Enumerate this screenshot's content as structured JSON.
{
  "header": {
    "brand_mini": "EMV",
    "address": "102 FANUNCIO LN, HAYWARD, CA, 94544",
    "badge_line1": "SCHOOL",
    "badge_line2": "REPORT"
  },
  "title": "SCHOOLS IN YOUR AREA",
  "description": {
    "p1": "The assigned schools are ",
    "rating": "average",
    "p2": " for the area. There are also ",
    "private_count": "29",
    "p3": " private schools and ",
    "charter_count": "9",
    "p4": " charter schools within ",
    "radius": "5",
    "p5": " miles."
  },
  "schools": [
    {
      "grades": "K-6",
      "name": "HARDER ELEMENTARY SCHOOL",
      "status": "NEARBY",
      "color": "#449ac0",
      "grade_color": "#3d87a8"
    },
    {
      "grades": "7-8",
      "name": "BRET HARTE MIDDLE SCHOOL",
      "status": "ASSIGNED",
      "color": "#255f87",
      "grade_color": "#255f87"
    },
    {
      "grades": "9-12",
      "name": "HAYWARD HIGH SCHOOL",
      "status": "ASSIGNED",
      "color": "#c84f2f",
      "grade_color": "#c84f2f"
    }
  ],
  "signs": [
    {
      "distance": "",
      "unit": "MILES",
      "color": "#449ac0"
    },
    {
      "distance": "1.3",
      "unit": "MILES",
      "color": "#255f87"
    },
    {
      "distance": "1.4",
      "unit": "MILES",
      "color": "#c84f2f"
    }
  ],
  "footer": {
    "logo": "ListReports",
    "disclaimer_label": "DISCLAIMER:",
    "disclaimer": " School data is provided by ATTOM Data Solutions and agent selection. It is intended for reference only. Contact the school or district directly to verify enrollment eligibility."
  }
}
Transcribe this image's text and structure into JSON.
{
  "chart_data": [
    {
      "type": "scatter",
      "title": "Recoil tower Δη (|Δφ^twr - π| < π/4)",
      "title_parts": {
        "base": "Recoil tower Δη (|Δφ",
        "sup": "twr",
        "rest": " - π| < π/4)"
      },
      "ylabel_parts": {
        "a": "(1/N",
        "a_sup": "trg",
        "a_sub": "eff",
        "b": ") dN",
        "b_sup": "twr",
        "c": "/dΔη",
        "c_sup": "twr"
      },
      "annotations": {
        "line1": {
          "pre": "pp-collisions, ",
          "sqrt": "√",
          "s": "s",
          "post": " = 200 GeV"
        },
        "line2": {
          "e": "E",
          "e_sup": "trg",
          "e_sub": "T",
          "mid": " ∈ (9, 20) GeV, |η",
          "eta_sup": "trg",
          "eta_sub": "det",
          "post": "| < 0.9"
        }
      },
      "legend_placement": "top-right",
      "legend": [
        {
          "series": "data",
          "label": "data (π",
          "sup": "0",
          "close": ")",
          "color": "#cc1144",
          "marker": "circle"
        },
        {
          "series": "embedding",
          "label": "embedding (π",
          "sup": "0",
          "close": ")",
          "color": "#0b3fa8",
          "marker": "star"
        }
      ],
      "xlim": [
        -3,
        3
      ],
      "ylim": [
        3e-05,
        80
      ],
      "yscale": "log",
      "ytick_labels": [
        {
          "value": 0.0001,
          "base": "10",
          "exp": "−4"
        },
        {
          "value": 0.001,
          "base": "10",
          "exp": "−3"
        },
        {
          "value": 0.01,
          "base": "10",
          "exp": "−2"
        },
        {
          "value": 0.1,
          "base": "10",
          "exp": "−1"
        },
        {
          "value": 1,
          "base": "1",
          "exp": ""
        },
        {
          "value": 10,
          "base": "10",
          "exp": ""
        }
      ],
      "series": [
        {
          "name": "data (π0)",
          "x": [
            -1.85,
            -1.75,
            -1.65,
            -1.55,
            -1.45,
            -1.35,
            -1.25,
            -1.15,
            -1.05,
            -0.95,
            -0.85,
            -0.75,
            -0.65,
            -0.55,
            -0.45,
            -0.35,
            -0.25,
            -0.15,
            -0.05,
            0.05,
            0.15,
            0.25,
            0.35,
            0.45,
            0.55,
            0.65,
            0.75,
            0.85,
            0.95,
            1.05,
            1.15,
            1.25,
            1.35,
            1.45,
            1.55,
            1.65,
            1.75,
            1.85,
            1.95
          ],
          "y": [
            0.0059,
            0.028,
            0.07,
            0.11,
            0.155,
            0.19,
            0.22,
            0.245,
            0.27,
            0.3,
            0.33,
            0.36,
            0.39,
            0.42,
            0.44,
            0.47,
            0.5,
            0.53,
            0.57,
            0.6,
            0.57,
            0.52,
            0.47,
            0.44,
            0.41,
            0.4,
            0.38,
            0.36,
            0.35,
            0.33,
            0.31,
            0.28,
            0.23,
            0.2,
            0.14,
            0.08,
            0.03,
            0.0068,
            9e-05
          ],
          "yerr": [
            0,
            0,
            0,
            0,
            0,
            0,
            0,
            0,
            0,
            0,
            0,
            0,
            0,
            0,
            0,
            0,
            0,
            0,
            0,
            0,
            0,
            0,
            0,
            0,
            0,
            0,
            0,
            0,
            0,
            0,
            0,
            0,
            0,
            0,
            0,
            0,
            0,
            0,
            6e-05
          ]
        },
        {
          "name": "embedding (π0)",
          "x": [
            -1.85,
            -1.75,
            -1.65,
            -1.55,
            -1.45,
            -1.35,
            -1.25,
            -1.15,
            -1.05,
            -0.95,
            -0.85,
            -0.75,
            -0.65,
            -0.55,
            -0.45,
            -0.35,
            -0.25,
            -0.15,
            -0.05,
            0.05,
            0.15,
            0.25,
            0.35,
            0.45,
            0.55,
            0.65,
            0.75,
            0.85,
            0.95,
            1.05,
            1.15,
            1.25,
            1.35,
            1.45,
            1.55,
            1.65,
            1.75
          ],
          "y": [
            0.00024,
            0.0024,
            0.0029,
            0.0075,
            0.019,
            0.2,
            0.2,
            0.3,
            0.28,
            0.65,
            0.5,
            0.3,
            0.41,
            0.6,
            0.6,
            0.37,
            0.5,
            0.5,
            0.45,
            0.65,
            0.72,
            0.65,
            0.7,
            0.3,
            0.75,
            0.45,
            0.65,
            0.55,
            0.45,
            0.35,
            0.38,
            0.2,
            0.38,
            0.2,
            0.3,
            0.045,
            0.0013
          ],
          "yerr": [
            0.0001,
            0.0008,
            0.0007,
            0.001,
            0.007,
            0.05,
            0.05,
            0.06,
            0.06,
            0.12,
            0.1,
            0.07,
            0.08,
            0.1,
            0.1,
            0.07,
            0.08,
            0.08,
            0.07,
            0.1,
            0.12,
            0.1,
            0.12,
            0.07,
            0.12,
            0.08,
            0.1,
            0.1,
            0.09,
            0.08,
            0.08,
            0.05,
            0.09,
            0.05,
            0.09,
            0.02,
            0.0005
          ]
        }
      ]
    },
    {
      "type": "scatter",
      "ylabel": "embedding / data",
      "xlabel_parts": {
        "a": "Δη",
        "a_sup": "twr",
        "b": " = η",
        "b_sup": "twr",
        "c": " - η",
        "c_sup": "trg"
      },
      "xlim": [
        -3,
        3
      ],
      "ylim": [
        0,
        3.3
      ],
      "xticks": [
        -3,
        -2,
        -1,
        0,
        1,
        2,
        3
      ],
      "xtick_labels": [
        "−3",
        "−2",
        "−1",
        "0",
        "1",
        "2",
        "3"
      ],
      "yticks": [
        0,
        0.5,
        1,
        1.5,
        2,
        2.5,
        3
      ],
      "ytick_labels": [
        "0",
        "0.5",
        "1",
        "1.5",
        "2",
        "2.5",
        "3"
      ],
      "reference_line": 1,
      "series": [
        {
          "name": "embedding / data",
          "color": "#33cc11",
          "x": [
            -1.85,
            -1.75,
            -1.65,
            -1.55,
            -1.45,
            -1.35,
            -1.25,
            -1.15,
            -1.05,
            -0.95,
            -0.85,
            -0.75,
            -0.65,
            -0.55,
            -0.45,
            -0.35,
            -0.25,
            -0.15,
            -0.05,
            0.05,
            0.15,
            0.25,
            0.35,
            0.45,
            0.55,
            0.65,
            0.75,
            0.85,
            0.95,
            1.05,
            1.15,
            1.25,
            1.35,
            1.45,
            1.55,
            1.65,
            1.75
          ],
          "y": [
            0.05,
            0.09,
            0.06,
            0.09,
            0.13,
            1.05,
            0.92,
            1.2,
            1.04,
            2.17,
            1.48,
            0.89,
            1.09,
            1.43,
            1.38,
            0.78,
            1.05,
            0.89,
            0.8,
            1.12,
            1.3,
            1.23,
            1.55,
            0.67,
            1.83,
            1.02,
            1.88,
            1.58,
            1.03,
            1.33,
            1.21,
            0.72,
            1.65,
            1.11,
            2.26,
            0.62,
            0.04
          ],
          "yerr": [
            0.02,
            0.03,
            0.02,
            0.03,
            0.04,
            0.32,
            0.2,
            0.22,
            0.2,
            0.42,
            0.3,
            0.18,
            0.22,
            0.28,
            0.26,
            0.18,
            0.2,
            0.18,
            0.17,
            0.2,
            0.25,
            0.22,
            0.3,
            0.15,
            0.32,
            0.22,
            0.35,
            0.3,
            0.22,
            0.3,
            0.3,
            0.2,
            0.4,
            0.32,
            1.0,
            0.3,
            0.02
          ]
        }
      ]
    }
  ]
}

TASK STATEMENT
Pull every line holding "name" out of the records.

RESPONSE TO THIS TASK
      "name": "HARDER ELEMENTARY SCHOOL",
      "name": "BRET HARTE MIDDLE SCHOOL",
      "name": "HAYWARD HIGH SCHOOL",
          "name": "data (π0)",
          "name": "embedding (π0)",
          "name": "embedding / data",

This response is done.